WHAT IS REQUIRED: Using the listing below, extract each line that has the word "screenshot" in it.

ENTRIES SUPPLIED:
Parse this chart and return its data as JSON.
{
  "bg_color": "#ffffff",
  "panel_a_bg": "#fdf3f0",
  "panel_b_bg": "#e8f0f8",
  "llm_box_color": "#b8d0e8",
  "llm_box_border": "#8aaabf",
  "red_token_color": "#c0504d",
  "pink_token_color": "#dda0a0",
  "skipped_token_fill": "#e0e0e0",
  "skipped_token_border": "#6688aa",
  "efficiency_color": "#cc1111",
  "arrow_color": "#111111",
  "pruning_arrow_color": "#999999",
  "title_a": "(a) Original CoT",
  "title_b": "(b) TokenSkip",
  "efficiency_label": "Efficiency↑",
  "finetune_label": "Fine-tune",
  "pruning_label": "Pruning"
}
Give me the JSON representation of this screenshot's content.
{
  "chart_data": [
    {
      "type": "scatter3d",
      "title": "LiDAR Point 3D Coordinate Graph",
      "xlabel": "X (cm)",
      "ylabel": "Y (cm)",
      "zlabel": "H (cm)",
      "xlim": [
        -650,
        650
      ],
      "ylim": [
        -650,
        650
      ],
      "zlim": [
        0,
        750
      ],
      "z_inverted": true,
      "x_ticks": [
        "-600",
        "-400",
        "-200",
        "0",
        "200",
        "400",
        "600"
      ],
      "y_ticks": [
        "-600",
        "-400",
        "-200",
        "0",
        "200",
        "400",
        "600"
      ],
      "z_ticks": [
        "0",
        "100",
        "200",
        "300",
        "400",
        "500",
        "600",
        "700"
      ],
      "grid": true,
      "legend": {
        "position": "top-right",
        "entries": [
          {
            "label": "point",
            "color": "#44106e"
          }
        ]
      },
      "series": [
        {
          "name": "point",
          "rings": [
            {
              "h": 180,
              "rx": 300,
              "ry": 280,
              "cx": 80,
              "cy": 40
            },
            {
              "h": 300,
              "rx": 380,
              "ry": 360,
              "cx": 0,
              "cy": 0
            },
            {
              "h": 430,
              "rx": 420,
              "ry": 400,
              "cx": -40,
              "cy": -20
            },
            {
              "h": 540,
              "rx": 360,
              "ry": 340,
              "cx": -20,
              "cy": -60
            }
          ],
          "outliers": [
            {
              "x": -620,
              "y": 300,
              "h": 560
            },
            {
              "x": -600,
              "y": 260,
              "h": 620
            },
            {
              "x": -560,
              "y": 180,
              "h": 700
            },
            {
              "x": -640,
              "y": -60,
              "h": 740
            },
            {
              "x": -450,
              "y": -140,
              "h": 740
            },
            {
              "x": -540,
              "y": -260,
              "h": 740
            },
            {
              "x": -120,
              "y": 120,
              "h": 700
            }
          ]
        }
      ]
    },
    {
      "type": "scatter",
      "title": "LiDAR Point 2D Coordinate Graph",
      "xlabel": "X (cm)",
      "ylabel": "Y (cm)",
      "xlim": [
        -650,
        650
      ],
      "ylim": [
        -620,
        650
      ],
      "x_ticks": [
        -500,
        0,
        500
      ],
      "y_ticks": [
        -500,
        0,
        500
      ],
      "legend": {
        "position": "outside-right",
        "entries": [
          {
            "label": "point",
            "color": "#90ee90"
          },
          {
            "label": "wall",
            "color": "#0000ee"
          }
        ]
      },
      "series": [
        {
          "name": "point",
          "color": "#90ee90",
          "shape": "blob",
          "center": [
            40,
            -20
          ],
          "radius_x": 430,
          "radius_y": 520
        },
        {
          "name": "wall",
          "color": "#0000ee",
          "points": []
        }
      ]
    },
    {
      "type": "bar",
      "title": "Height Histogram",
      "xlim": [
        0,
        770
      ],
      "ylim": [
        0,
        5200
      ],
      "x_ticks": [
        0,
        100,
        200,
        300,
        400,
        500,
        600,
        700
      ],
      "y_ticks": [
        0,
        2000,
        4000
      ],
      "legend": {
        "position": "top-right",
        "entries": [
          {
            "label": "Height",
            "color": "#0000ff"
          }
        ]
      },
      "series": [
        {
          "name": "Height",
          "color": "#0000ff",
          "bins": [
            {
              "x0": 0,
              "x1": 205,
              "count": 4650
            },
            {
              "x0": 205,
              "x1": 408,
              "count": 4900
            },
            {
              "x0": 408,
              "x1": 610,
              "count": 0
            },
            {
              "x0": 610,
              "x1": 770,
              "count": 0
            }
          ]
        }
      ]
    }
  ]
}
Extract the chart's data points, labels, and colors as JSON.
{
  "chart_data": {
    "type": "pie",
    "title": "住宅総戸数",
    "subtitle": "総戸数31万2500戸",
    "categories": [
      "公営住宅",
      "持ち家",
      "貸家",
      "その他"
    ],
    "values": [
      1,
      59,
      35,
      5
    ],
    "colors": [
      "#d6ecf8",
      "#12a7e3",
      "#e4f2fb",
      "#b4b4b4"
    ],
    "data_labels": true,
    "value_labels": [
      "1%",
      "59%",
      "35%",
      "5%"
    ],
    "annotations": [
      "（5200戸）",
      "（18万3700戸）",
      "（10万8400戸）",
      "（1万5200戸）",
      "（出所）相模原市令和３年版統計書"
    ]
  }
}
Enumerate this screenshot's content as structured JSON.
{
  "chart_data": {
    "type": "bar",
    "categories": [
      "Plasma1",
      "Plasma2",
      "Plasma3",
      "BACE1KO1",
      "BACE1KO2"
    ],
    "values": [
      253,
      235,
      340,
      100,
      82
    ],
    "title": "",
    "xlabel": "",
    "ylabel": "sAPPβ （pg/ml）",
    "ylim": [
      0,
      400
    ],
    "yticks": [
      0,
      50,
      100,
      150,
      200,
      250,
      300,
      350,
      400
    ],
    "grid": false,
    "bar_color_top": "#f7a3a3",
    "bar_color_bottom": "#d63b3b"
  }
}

EXPECTED ANSWER:
Give me the JSON representation of this screenshot's content.
Enumerate this screenshot's content as structured JSON.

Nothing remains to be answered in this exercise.